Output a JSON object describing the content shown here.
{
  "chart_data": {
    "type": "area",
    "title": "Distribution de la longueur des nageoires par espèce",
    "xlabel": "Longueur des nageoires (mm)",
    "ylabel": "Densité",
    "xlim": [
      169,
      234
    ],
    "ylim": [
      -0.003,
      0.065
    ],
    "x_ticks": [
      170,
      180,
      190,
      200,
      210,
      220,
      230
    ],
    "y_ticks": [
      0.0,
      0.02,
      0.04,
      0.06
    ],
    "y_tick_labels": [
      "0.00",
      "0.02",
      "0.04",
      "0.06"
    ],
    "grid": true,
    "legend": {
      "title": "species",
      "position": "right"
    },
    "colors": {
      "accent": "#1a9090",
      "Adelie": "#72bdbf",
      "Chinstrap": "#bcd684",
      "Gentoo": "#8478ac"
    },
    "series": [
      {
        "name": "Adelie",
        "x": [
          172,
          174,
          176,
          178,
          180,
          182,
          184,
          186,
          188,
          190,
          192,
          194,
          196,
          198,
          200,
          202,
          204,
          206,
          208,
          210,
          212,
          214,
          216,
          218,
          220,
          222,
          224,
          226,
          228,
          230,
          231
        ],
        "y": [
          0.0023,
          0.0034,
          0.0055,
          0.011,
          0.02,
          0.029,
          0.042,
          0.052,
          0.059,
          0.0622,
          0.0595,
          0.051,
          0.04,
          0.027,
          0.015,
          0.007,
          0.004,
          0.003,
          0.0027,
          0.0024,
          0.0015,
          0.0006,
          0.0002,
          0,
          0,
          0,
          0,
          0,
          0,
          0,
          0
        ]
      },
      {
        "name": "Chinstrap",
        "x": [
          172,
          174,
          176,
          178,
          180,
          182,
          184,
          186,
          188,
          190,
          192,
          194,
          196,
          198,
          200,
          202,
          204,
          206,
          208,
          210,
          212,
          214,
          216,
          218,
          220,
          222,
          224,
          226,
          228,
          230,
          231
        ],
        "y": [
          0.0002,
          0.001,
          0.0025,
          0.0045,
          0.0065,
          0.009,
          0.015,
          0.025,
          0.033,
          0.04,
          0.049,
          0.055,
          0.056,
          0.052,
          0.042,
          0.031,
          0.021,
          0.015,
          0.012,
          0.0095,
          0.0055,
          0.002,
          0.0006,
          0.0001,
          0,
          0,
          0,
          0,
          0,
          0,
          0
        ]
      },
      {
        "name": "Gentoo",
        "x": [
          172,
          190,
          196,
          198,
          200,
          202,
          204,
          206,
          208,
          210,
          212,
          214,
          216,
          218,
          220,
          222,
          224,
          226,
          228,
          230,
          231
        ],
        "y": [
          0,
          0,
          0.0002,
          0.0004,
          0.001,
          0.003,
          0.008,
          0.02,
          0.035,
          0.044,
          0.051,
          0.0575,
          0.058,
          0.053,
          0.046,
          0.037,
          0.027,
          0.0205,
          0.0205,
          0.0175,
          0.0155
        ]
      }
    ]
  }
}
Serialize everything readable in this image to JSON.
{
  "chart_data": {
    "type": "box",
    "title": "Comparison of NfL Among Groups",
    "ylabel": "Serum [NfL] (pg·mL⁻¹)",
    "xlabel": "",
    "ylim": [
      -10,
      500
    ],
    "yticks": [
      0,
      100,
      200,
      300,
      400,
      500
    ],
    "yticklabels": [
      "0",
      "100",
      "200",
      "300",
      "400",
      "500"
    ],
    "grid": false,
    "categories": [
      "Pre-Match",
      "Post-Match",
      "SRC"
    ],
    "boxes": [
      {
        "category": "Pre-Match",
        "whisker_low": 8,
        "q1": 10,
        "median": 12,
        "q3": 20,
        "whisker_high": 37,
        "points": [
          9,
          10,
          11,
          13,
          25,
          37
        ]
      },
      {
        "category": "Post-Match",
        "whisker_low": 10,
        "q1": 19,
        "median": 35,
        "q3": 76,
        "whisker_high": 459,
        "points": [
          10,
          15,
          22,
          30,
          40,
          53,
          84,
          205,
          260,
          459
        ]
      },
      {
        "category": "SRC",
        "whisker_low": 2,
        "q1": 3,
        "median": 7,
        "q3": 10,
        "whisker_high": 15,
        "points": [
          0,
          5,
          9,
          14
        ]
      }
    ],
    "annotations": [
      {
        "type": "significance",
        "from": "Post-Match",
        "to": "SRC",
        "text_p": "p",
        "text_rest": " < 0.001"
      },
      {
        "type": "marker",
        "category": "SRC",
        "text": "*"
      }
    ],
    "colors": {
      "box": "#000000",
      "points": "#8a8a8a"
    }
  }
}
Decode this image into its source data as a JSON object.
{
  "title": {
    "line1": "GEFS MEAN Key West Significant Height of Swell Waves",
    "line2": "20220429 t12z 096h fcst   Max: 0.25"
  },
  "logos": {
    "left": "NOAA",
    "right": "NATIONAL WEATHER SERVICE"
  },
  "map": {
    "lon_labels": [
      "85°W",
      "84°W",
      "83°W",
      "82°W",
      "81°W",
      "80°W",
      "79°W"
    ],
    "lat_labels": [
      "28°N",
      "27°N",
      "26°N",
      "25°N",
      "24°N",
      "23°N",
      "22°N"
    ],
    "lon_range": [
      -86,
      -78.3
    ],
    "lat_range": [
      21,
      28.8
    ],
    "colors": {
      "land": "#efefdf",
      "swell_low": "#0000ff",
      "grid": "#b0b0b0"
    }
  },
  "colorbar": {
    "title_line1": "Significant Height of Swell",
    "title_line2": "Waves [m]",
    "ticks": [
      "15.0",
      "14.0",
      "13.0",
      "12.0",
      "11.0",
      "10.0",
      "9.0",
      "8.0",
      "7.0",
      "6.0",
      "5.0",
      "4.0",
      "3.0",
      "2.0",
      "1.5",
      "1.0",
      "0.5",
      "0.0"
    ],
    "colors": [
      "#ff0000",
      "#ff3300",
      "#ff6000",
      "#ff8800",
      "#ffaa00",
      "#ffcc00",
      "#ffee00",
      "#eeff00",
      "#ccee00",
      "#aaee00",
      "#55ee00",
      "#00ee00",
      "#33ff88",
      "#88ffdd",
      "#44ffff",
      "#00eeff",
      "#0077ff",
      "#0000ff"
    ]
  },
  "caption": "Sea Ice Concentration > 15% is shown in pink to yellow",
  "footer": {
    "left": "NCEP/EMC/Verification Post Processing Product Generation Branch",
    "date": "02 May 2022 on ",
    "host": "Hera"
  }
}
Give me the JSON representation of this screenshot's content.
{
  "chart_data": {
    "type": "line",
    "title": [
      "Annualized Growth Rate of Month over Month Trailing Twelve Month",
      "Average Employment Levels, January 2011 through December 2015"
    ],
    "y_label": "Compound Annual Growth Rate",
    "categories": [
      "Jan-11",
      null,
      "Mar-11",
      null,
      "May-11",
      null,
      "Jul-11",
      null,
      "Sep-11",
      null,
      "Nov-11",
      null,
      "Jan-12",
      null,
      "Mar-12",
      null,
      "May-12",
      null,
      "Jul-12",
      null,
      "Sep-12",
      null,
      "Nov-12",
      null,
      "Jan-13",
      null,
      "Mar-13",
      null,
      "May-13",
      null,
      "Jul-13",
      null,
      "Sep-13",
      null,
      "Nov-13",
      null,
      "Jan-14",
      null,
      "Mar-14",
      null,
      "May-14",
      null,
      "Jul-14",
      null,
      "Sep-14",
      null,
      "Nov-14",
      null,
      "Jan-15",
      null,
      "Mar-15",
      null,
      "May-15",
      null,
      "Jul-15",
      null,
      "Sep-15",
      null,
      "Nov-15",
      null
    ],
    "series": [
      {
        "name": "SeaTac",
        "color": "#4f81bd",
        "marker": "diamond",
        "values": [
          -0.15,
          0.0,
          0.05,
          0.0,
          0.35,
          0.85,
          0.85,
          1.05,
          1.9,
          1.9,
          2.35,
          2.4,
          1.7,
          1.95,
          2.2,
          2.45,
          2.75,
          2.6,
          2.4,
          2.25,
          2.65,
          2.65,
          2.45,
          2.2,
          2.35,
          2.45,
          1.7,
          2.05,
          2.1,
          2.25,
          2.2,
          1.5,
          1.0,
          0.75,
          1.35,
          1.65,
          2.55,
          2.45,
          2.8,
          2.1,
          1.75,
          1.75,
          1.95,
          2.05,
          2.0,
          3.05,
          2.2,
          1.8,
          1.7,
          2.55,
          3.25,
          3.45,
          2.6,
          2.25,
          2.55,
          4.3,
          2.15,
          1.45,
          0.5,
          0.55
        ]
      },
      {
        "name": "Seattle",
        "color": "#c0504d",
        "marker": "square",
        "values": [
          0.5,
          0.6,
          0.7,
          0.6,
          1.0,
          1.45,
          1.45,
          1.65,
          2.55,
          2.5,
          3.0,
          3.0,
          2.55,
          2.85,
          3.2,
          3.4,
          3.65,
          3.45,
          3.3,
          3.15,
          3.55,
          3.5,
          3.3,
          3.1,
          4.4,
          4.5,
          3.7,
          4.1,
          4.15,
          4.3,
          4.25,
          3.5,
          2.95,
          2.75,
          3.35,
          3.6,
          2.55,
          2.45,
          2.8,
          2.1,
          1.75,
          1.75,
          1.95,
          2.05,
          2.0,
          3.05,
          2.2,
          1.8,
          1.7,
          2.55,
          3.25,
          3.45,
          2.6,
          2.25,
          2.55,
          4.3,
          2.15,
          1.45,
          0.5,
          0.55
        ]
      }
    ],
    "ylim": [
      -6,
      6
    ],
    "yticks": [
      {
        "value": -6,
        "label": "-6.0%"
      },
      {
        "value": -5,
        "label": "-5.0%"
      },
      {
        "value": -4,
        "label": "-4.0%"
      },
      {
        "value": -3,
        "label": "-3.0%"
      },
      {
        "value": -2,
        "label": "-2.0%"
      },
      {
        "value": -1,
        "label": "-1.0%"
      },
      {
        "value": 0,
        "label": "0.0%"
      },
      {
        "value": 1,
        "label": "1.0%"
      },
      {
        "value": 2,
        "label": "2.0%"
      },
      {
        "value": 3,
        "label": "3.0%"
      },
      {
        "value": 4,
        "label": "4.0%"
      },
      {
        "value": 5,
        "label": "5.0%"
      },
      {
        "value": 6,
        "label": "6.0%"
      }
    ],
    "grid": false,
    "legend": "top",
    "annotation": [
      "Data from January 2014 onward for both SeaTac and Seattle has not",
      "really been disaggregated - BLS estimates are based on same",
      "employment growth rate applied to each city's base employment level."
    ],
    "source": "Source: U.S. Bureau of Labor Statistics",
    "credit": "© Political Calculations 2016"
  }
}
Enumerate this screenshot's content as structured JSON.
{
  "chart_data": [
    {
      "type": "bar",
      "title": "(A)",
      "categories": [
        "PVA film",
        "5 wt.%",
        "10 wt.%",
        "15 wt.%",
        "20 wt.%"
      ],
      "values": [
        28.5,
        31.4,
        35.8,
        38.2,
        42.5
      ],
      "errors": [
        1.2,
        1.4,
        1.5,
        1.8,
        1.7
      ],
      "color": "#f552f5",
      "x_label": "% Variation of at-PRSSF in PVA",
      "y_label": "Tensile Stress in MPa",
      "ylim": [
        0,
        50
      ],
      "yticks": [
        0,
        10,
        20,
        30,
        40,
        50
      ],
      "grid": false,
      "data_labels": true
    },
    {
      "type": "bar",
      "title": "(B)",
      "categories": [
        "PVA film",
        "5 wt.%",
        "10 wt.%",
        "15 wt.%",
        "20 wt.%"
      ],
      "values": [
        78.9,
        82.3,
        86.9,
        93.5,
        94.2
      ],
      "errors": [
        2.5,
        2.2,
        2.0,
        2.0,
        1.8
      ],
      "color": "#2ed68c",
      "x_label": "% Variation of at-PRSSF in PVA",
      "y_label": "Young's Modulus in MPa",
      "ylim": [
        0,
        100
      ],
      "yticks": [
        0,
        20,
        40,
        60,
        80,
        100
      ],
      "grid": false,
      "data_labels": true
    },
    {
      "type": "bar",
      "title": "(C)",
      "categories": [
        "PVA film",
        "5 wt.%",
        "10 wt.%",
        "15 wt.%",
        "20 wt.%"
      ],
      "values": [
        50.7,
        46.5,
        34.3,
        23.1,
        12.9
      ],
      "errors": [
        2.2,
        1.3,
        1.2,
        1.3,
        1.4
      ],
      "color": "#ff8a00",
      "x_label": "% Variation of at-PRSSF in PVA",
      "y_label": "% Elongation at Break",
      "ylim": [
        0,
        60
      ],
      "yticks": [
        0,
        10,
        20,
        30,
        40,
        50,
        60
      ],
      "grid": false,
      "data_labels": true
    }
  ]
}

--------------------

Goal → Return every line above that contains the word "category".

Solution for this task →
        "category": "Pre-Match",
        "category": "Post-Match",
        "category": "SRC",
        "category": "SRC",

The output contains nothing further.